◆ TASK DETAILS
Repeat the listing in full, preserving every character.

◆ INFORMATION SUPPLIED
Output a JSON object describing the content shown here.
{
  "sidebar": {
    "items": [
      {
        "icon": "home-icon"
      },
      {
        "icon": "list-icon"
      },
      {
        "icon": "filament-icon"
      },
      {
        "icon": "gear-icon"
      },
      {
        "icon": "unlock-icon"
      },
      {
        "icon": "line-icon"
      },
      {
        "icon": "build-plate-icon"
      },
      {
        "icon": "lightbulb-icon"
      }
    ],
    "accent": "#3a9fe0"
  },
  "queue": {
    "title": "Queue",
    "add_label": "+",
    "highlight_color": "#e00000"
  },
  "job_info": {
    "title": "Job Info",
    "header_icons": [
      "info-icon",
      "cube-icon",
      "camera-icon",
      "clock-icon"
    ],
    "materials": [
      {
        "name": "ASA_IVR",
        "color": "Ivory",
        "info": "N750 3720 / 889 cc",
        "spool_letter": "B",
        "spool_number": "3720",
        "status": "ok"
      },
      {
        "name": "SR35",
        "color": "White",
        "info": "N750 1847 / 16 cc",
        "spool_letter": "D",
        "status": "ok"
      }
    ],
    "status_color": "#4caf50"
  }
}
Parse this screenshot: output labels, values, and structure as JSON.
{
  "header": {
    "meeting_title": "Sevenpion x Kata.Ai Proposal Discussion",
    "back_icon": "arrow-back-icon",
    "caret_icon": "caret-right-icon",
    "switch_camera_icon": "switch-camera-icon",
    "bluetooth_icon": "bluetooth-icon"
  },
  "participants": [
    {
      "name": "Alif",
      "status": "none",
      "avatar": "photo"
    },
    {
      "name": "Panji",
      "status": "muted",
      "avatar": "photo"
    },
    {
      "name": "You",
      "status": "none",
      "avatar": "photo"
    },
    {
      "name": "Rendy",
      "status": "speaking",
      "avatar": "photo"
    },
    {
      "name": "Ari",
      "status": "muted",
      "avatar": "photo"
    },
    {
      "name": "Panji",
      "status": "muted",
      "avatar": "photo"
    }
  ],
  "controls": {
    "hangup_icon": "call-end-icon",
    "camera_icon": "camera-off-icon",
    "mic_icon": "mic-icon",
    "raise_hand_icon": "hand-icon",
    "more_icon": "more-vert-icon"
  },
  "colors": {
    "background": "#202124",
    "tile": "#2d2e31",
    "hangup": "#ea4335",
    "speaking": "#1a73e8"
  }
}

◆ OUTPUT FOR THIS TASK
Output a JSON object describing the content shown here.
{
  "sidebar": {
    "items": [
      {
        "icon": "home-icon"
      },
      {
        "icon": "list-icon"
      },
      {
        "icon": "filament-icon"
      },
      {
        "icon": "gear-icon"
      },
      {
        "icon": "unlock-icon"
      },
      {
        "icon": "line-icon"
      },
      {
        "icon": "build-plate-icon"
      },
      {
        "icon": "lightbulb-icon"
      }
    ],
    "accent": "#3a9fe0"
  },
  "queue": {
    "title": "Queue",
    "add_label": "+",
    "highlight_color": "#e00000"
  },
  "job_info": {
    "title": "Job Info",
    "header_icons": [
      "info-icon",
      "cube-icon",
      "camera-icon",
      "clock-icon"
    ],
    "materials": [
      {
        "name": "ASA_IVR",
        "color": "Ivory",
        "info": "N750 3720 / 889 cc",
        "spool_letter": "B",
        "spool_number": "3720",
        "status": "ok"
      },
      {
        "name": "SR35",
        "color": "White",
        "info": "N750 1847 / 16 cc",
        "spool_letter": "D",
        "status": "ok"
      }
    ],
    "status_color": "#4caf50"
  }
}
Parse this screenshot: output labels, values, and structure as JSON.
{
  "header": {
    "meeting_title": "Sevenpion x Kata.Ai Proposal Discussion",
    "back_icon": "arrow-back-icon",
    "caret_icon": "caret-right-icon",
    "switch_camera_icon": "switch-camera-icon",
    "bluetooth_icon": "bluetooth-icon"
  },
  "participants": [
    {
      "name": "Alif",
      "status": "none",
      "avatar": "photo"
    },
    {
      "name": "Panji",
      "status": "muted",
      "avatar": "photo"
    },
    {
      "name": "You",
      "status": "none",
      "avatar": "photo"
    },
    {
      "name": "Rendy",
      "status": "speaking",
      "avatar": "photo"
    },
    {
      "name": "Ari",
      "status": "muted",
      "avatar": "photo"
    },
    {
      "name": "Panji",
      "status": "muted",
      "avatar": "photo"
    }
  ],
  "controls": {
    "hangup_icon": "call-end-icon",
    "camera_icon": "camera-off-icon",
    "mic_icon": "mic-icon",
    "raise_hand_icon": "hand-icon",
    "more_icon": "more-vert-icon"
  },
  "colors": {
    "background": "#202124",
    "tile": "#2d2e31",
    "hangup": "#ea4335",
    "speaking": "#1a73e8"
  }
}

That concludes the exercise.